What is required - From the entries below, gather every line containing the string "JSON".
[start of Data supplied]
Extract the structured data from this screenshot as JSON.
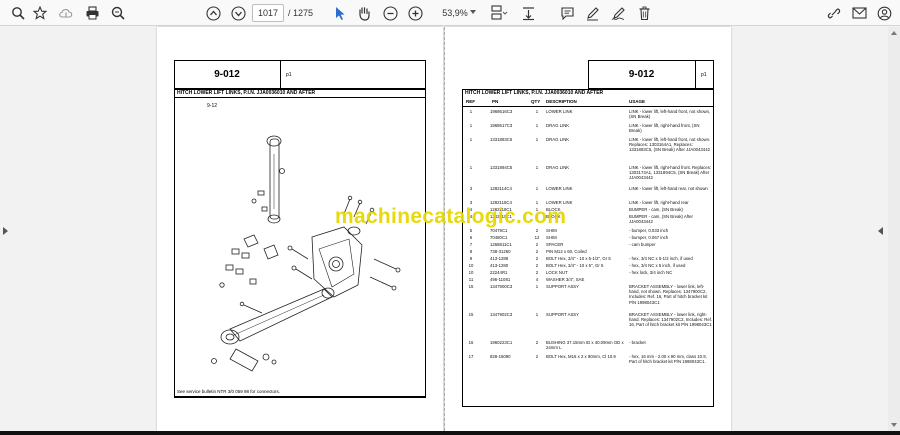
{
  "toolbar": {
    "page_current": "1017",
    "page_total": "/ 1275",
    "zoom": "53,9%"
  },
  "left_page": {
    "header_code": "9-012",
    "header_p": "p1",
    "title": "HITCH LOWER LIFT LINKS, P.I.N. JJA0036010 AND AFTER",
    "figure_label": "9-12",
    "footer": "See service bulletin NTR 3/0 059 98 for connectors."
  },
  "right_page": {
    "header_code": "9-012",
    "header_p": "p1",
    "title": "HITCH LOWER LIFT LINKS, P.I.N. JJA0036010 AND AFTER",
    "columns": [
      "REF",
      "PN",
      "QTY",
      "DESCRIPTION",
      "USAGE"
    ],
    "rows": [
      {
        "ref": "1",
        "pn": "1968616C3",
        "qty": "1",
        "desc": "LOWER LINK",
        "use": "LINK - lower lift, left-hand front, not shown, (SN Break)"
      },
      {
        "ref": "1",
        "pn": "1968617C3",
        "qty": "1",
        "desc": "DRAG LINK",
        "use": "LINK - lower lift, right-hand front, (SN Break)"
      },
      {
        "ref": "1",
        "pn": "1331893C5",
        "qty": "1",
        "desc": "DRAG LINK",
        "use": "LINK - lower lift, left-hand front, not shown. Replaces: 1303164A1, Replaces: 1331893C5, (SN Break) After JJA0043442"
      },
      {
        "ref": "1",
        "pn": "1331894C5",
        "qty": "1",
        "desc": "DRAG LINK",
        "use": "LINK - lower lift, right-hand front. Replaces: 1303174A1, 1331894C5, (SN Break) After JJA0043442"
      },
      {
        "ref": "3",
        "pn": "1282114C4",
        "qty": "1",
        "desc": "LOWER LINK",
        "use": "LINK - lower lift, left-hand rear, not shown"
      },
      {
        "ref": "3",
        "pn": "1282115C4",
        "qty": "1",
        "desc": "LOWER LINK",
        "use": "LINK - lower lift, right-hand rear"
      },
      {
        "ref": "4",
        "pn": "1282118C1",
        "qty": "1",
        "desc": "BLOCK",
        "use": "BUMPER - cam, (SN Break)"
      },
      {
        "ref": "4",
        "pn": "1282119C1",
        "qty": "1",
        "desc": "BLOCK",
        "use": "BUMPER - cam, (SN Break) After JJA0043442"
      },
      {
        "ref": "5",
        "pn": "70479C1",
        "qty": "2",
        "desc": "SHIM",
        "use": "- bumper, 0.033 inch"
      },
      {
        "ref": "6",
        "pn": "70480C1",
        "qty": "12",
        "desc": "SHIM",
        "use": "- bumper, 0.067 inch"
      },
      {
        "ref": "7",
        "pn": "1268811C1",
        "qty": "2",
        "desc": "SPACER",
        "use": "- cam bumper"
      },
      {
        "ref": "8",
        "pn": "738-31260",
        "qty": "2",
        "desc": "PIN M12 x 60, Coiled",
        "use": ""
      },
      {
        "ref": "9",
        "pn": "413-1288",
        "qty": "2",
        "desc": "BOLT Hex, 3/4\" - 10 x 5-1/2\", Gr 5",
        "use": "- hex, 3/4 NC x 5-1/2 inch, if used"
      },
      {
        "ref": "10",
        "pn": "413-1280",
        "qty": "2",
        "desc": "BOLT Hex, 3/4\" - 10 x 5\", Gr 5",
        "use": "- hex, 3/4 NC x 5 inch, if used"
      },
      {
        "ref": "10",
        "pn": "22244R1",
        "qty": "2",
        "desc": "LOCK NUT",
        "use": "- hex lock, 3/4 inch NC"
      },
      {
        "ref": "11",
        "pn": "496-11081",
        "qty": "4",
        "desc": "WASHER 3/4\", SAE",
        "use": ""
      },
      {
        "ref": "15",
        "pn": "1347900C3",
        "qty": "1",
        "desc": "SUPPORT ASSY",
        "use": "BRACKET ASSEMBLY - lower link, left-hand, not shown. Replaces: 1347900C2, Includes: Ref. 16, Part of hitch bracket kit P/N 1998043C1"
      },
      {
        "ref": "15",
        "pn": "1347902C3",
        "qty": "1",
        "desc": "SUPPORT ASSY",
        "use": "BRACKET ASSEMBLY - lower link, right-hand. Replaces: 1347902C2, Includes: Ref. 16, Part of hitch bracket kit P/N 1998043C1"
      },
      {
        "ref": "16",
        "pn": "1960223C1",
        "qty": "2",
        "desc": "BUSHING 37.15mm ID x 40.09mm OD x 24mm L",
        "use": "- bracket"
      },
      {
        "ref": "17",
        "pn": "828-16090",
        "qty": "2",
        "desc": "BOLT Hex, M16 x 2 x 90mm, Cl 10.9",
        "use": "- hex, 16 mm - 2.00 x 90 mm, class 10.9, Part of hitch bracket kit P/N 1998043C1."
      }
    ]
  },
  "watermark": "machinecatalogic.com"
}
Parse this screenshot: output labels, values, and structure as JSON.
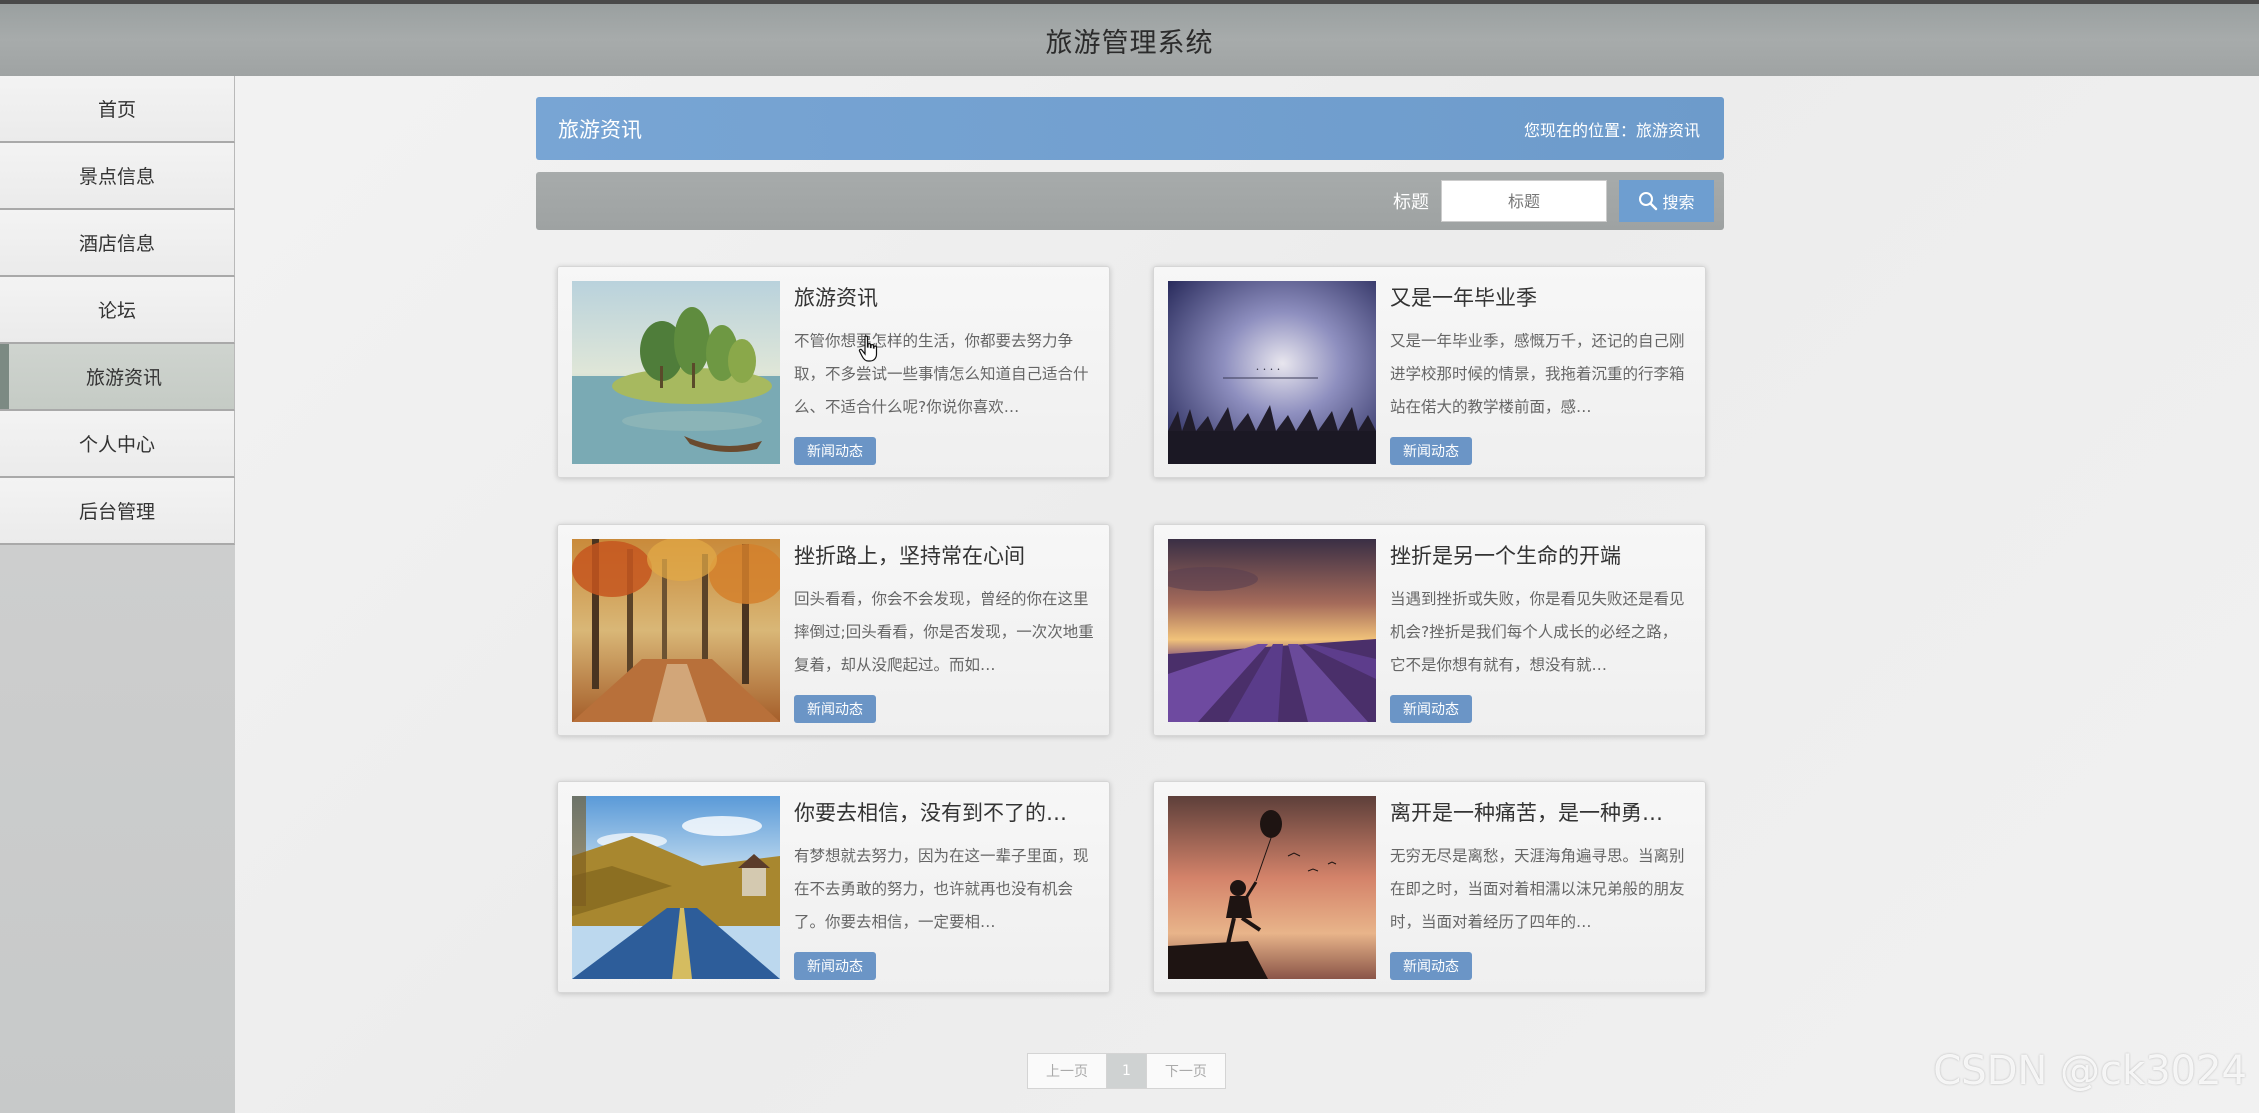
[end of Data supplied]
Correct output -
Extract the structured data from this screenshot as JSON.
Parse this screenshot: output labels, values, and structure as JSON.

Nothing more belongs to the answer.